### Exercise description
Please write out these records again, switching each "Description with numbered items" to "Numbered description" and leaving everything else as it is.

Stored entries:
══════

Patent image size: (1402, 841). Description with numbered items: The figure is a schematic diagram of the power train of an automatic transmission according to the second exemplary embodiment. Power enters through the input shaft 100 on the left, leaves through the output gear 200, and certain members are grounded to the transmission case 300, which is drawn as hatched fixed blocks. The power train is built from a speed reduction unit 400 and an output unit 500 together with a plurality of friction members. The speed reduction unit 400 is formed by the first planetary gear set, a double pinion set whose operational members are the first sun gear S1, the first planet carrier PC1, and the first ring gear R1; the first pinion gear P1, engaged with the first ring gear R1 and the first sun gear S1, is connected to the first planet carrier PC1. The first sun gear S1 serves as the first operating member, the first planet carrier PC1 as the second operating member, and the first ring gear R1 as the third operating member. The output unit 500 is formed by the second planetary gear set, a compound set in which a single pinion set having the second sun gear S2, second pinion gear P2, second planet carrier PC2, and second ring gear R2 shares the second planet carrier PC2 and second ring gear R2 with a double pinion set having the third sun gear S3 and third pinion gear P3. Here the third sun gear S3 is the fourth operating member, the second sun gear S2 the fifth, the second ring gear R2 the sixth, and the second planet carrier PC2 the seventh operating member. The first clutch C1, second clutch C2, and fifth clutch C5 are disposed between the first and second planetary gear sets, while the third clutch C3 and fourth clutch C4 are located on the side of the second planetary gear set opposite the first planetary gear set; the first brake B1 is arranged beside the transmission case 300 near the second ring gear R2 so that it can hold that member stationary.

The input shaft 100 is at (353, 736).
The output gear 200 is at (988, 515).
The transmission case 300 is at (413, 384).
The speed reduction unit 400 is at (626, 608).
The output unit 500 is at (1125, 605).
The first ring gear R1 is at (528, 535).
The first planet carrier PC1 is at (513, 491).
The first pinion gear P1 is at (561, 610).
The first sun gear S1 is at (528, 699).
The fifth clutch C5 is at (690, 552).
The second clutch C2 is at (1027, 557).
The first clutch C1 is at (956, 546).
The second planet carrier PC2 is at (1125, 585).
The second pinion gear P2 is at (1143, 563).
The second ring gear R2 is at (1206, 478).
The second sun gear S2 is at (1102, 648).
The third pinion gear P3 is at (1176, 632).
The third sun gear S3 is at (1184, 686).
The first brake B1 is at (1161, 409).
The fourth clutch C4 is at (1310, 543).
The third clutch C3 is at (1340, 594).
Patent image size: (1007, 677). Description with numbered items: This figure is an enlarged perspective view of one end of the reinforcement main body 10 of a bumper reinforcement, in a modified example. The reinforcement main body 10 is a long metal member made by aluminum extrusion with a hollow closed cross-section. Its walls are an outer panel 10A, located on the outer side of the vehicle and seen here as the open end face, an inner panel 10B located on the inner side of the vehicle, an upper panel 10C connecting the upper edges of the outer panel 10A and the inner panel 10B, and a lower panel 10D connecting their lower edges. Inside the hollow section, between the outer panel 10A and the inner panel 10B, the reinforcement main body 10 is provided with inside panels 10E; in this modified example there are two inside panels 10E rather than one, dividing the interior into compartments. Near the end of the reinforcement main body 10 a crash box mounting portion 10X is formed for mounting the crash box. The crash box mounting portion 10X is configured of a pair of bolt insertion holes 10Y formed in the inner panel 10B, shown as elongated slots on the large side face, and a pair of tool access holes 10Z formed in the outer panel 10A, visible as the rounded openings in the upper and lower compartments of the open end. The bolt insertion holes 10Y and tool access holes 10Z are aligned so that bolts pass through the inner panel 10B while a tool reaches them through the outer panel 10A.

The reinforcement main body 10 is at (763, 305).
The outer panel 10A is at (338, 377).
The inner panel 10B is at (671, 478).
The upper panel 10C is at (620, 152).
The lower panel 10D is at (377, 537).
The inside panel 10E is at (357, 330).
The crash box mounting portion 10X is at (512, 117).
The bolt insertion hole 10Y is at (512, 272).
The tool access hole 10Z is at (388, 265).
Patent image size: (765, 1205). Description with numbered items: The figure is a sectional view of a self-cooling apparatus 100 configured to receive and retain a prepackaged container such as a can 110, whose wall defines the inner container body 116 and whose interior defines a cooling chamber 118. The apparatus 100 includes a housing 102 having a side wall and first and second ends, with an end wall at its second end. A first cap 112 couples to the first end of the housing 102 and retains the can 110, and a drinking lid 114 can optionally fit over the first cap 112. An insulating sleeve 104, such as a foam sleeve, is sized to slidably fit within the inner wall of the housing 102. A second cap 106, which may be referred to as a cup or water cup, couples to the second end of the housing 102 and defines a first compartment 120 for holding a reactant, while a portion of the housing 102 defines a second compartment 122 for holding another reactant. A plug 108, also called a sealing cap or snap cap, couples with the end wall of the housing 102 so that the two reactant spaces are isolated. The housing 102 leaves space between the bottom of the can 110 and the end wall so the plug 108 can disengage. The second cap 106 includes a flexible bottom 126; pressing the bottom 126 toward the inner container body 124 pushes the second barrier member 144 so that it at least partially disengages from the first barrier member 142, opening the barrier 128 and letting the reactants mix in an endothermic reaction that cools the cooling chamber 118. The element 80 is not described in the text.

══════

### Correct result
Patent image size: (1402, 841). Numbered description: The figure is a schematic diagram of the power train of an automatic transmission according to the second exemplary embodiment. Power enters through the input shaft 100 on the left, leaves through the output gear 200, and certain members are grounded to the transmission case 300, which is drawn as hatched fixed blocks. The power train is built from a speed reduction unit 400 and an output unit 500 together with a plurality of friction members. The speed reduction unit 400 is formed by the first planetary gear set, a double pinion set whose operational members are the first sun gear S1, the first planet carrier PC1, and the first ring gear R1; the first pinion gear P1, engaged with the first ring gear R1 and the first sun gear S1, is connected to the first planet carrier PC1. The first sun gear S1 serves as the first operating member, the first planet carrier PC1 as the second operating member, and the first ring gear R1 as the third operating member. The output unit 500 is formed by the second planetary gear set, a compound set in which a single pinion set having the second sun gear S2, second pinion gear P2, second planet carrier PC2, and second ring gear R2 shares the second planet carrier PC2 and second ring gear R2 with a double pinion set having the third sun gear S3 and third pinion gear P3. Here the third sun gear S3 is the fourth operating member, the second sun gear S2 the fifth, the second ring gear R2 the sixth, and the second planet carrier PC2 the seventh operating member. The first clutch C1, second clutch C2, and fifth clutch C5 are disposed between the first and second planetary gear sets, while the third clutch C3 and fourth clutch C4 are located on the side of the second planetary gear set opposite the first planetary gear set; the first brake B1 is arranged beside the transmission case 300 near the second ring gear R2 so that it can hold that member stationary.

The input shaft 100 is at (353, 736).
The output gear 200 is at (988, 515).
The transmission case 300 is at (413, 384).
The speed reduction unit 400 is at (626, 608).
The output unit 500 is at (1125, 605).
The first ring gear R1 is at (528, 535).
The first planet carrier PC1 is at (513, 491).
The first pinion gear P1 is at (561, 610).
The first sun gear S1 is at (528, 699).
The fifth clutch C5 is at (690, 552).
The second clutch C2 is at (1027, 557).
The first clutch C1 is at (956, 546).
The second planet carrier PC2 is at (1125, 585).
The second pinion gear P2 is at (1143, 563).
The second ring gear R2 is at (1206, 478).
The second sun gear S2 is at (1102, 648).
The third pinion gear P3 is at (1176, 632).
The third sun gear S3 is at (1184, 686).
The first brake B1 is at (1161, 409).
The fourth clutch C4 is at (1310, 543).
The third clutch C3 is at (1340, 594).
Patent image size: (1007, 677). Numbered description: This figure is an enlarged perspective view of one end of the reinforcement main body 10 of a bumper reinforcement, in a modified example. The reinforcement main body 10 is a long metal member made by aluminum extrusion with a hollow closed cross-section. Its walls are an outer panel 10A, located on the outer side of the vehicle and seen here as the open end face, an inner panel 10B located on the inner side of the vehicle, an upper panel 10C connecting the upper edges of the outer panel 10A and the inner panel 10B, and a lower panel 10D connecting their lower edges. Inside the hollow section, between the outer panel 10A and the inner panel 10B, the reinforcement main body 10 is provided with inside panels 10E; in this modified example there are two inside panels 10E rather than one, dividing the interior into compartments. Near the end of the reinforcement main body 10 a crash box mounting portion 10X is formed for mounting the crash box. The crash box mounting portion 10X is configured of a pair of bolt insertion holes 10Y formed in the inner panel 10B, shown as elongated slots on the large side face, and a pair of tool access holes 10Z formed in the outer panel 10A, visible as the rounded openings in the upper and lower compartments of the open end. The bolt insertion holes 10Y and tool access holes 10Z are aligned so that bolts pass through the inner panel 10B while a tool reaches them through the outer panel 10A.

The reinforcement main body 10 is at (763, 305).
The outer panel 10A is at (338, 377).
The inner panel 10B is at (671, 478).
The upper panel 10C is at (620, 152).
The lower panel 10D is at (377, 537).
The inside panel 10E is at (357, 330).
The crash box mounting portion 10X is at (512, 117).
The bolt insertion hole 10Y is at (512, 272).
The tool access hole 10Z is at (388, 265).
Patent image size: (765, 1205). Numbered description: The figure is a sectional view of a self-cooling apparatus 100 configured to receive and retain a prepackaged container such as a can 110, whose wall defines the inner container body 116 and whose interior defines a cooling chamber 118. The apparatus 100 includes a housing 102 having a side wall and first and second ends, with an end wall at its second end. A first cap 112 couples to the first end of the housing 102 and retains the can 110, and a drinking lid 114 can optionally fit over the first cap 112. An insulating sleeve 104, such as a foam sleeve, is sized to slidably fit within the inner wall of the housing 102. A second cap 106, which may be referred to as a cup or water cup, couples to the second end of the housing 102 and defines a first compartment 120 for holding a reactant, while a portion of the housing 102 defines a second compartment 122 for holding another reactant. A plug 108, also called a sealing cap or snap cap, couples with the end wall of the housing 102 so that the two reactant spaces are isolated. The housing 102 leaves space between the bottom of the can 110 and the end wall so the plug 108 can disengage. The second cap 106 includes a flexible bottom 126; pressing the bottom 126 toward the inner container body 124 pushes the second barrier member 144 so that it at least partially disengages from the first barrier member 142, opening the barrier 128 and letting the reactants mix in an endothermic reaction that cools the cooling chamber 118. The element 80 is not described in the text.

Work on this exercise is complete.